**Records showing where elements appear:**
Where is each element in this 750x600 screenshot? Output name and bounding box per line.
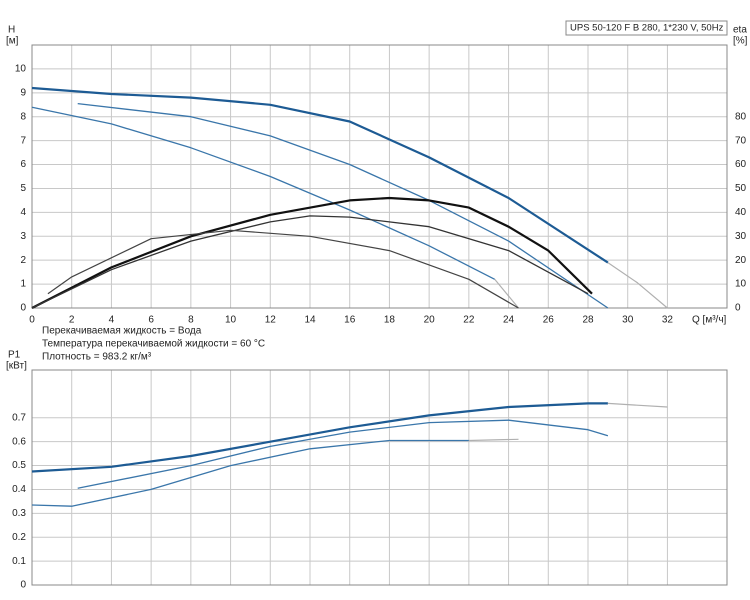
y2-axis-unit: [%] [733, 36, 748, 47]
curve [607, 402, 668, 408]
y2-tick-label: 40 [735, 207, 747, 218]
x-tick-label: 28 [582, 315, 594, 326]
y-tick-label: 1 [20, 279, 26, 290]
x-tick-label: 8 [188, 315, 194, 326]
y-tick-label: 0.7 [12, 412, 26, 423]
y2-tick-label: 0 [735, 303, 741, 314]
y-tick-label: 7 [20, 135, 26, 146]
x-tick-label: 12 [265, 315, 277, 326]
y2-tick-label: 50 [735, 183, 747, 194]
x-tick-label: 0 [29, 315, 35, 326]
curve [31, 439, 469, 507]
x-tick-label: 32 [662, 315, 674, 326]
curve [468, 438, 519, 442]
y2-tick-label: 20 [735, 255, 747, 266]
curve [77, 419, 609, 489]
y-axis-unit: [м] [6, 36, 19, 47]
y2-tick-label: 80 [735, 111, 747, 122]
y-tick-label: 9 [20, 87, 26, 98]
y-axis-unit: [кВт] [6, 361, 27, 372]
x-tick-label: 16 [344, 315, 356, 326]
x-tick-label: 10 [225, 315, 237, 326]
fluid-info: Перекачиваемая жидкость = Вода [42, 326, 202, 337]
x-tick-label: 26 [543, 315, 555, 326]
curve [47, 229, 519, 309]
y-axis-label: H [8, 25, 15, 36]
x-tick-label: 22 [463, 315, 475, 326]
curve [607, 262, 668, 309]
x-tick-label: 6 [148, 315, 154, 326]
x-tick-label: 24 [503, 315, 515, 326]
y-tick-label: 3 [20, 231, 26, 242]
chart-title: UPS 50-120 F B 280, 1*230 V, 50Hz [570, 23, 724, 34]
x-tick-label: 20 [424, 315, 436, 326]
y-tick-label: 6 [20, 159, 26, 170]
y-tick-label: 5 [20, 183, 26, 194]
y-tick-label: 0 [20, 580, 26, 591]
curve [31, 215, 589, 309]
y-tick-label: 0.3 [12, 508, 26, 519]
y2-tick-label: 10 [735, 279, 747, 290]
x-tick-label: 18 [384, 315, 396, 326]
y2-tick-label: 30 [735, 231, 747, 242]
y2-axis-label: eta [733, 25, 747, 36]
x-label-bg [685, 313, 727, 327]
y-tick-label: 0.1 [12, 556, 26, 567]
x-tick-label: 30 [622, 315, 634, 326]
y-tick-label: 0 [20, 303, 26, 314]
y-tick-label: 0.4 [12, 484, 26, 495]
title-box [565, 20, 728, 36]
curve [77, 102, 609, 309]
y2-tick-label: 60 [735, 159, 747, 170]
curve [494, 278, 519, 309]
plot-frame [31, 369, 728, 586]
curve [31, 86, 609, 264]
fluid-info: Температура перекачиваемой жидкости = 60… [42, 339, 265, 350]
y-tick-label: 8 [20, 111, 26, 122]
x-tick-label: 14 [304, 315, 316, 326]
curve [31, 106, 495, 280]
y-tick-label: 2 [20, 255, 26, 266]
y-tick-label: 0.5 [12, 460, 26, 471]
y-tick-label: 4 [20, 207, 26, 218]
x-axis-label: Q [м³/ч] [692, 315, 727, 326]
fluid-info: Плотность = 983.2 кг/м³ [42, 352, 152, 363]
y-tick-label: 0.2 [12, 532, 26, 543]
y2-tick-label: 70 [735, 135, 747, 146]
y-axis-label: P1 [8, 350, 21, 361]
x-tick-label: 4 [109, 315, 115, 326]
plot-frame [31, 44, 728, 309]
y-tick-label: 10 [15, 64, 27, 75]
curve [31, 402, 608, 473]
y-tick-label: 0.6 [12, 436, 26, 447]
x-tick-label: 2 [69, 315, 75, 326]
curve [31, 196, 593, 309]
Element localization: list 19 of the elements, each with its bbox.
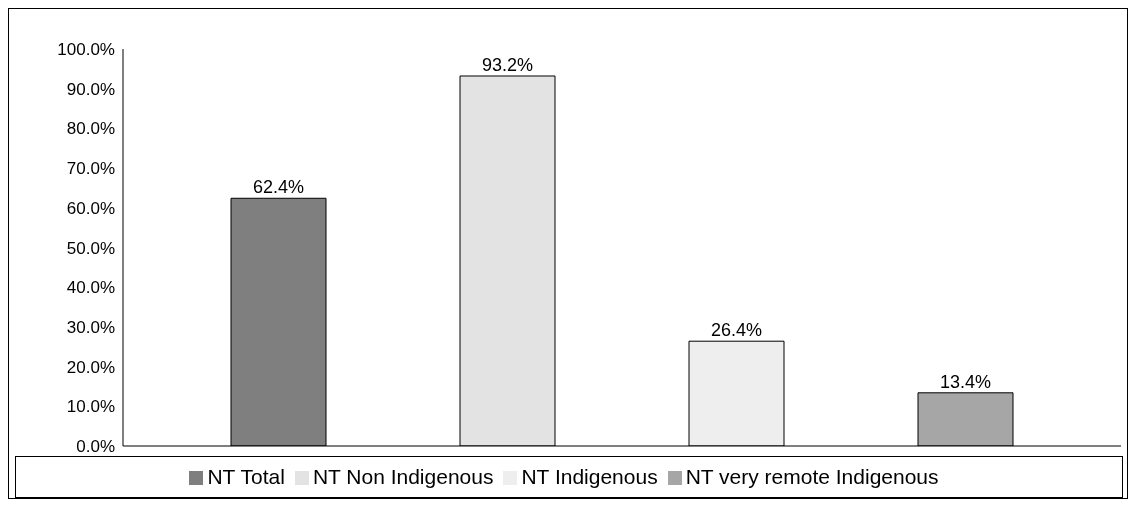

**Directions:** Retype the lines from the line with "y2-axis-unit: [%] [733, 36, 748, 47]" to the line with "y-axis-label: H [8, 25, 15, 36]", both included, without any changes.

**Result of this task:**
y2-axis-unit: [%] [733, 36, 748, 47]
curve [607, 402, 668, 408]
y2-tick-label: 40 [735, 207, 747, 218]
x-tick-label: 28 [582, 315, 594, 326]
y-tick-label: 1 [20, 279, 26, 290]
x-tick-label: 8 [188, 315, 194, 326]
y-tick-label: 0.7 [12, 412, 26, 423]
y2-tick-label: 0 [735, 303, 741, 314]
y-tick-label: 7 [20, 135, 26, 146]
x-tick-label: 12 [265, 315, 277, 326]
y2-tick-label: 50 [735, 183, 747, 194]
x-tick-label: 0 [29, 315, 35, 326]
curve [31, 439, 469, 507]
x-tick-label: 32 [662, 315, 674, 326]
curve [468, 438, 519, 442]
y2-tick-label: 20 [735, 255, 747, 266]
curve [77, 419, 609, 489]
y-axis-unit: [м] [6, 36, 19, 47]
y2-tick-label: 80 [735, 111, 747, 122]
y-tick-label: 9 [20, 87, 26, 98]
y-axis-unit: [кВт] [6, 361, 27, 372]
x-tick-label: 16 [344, 315, 356, 326]
x-tick-label: 10 [225, 315, 237, 326]
fluid-info: Перекачиваемая жидкость = Вода [42, 326, 202, 337]
x-tick-label: 26 [543, 315, 555, 326]
curve [47, 229, 519, 309]
y-axis-label: H [8, 25, 15, 36]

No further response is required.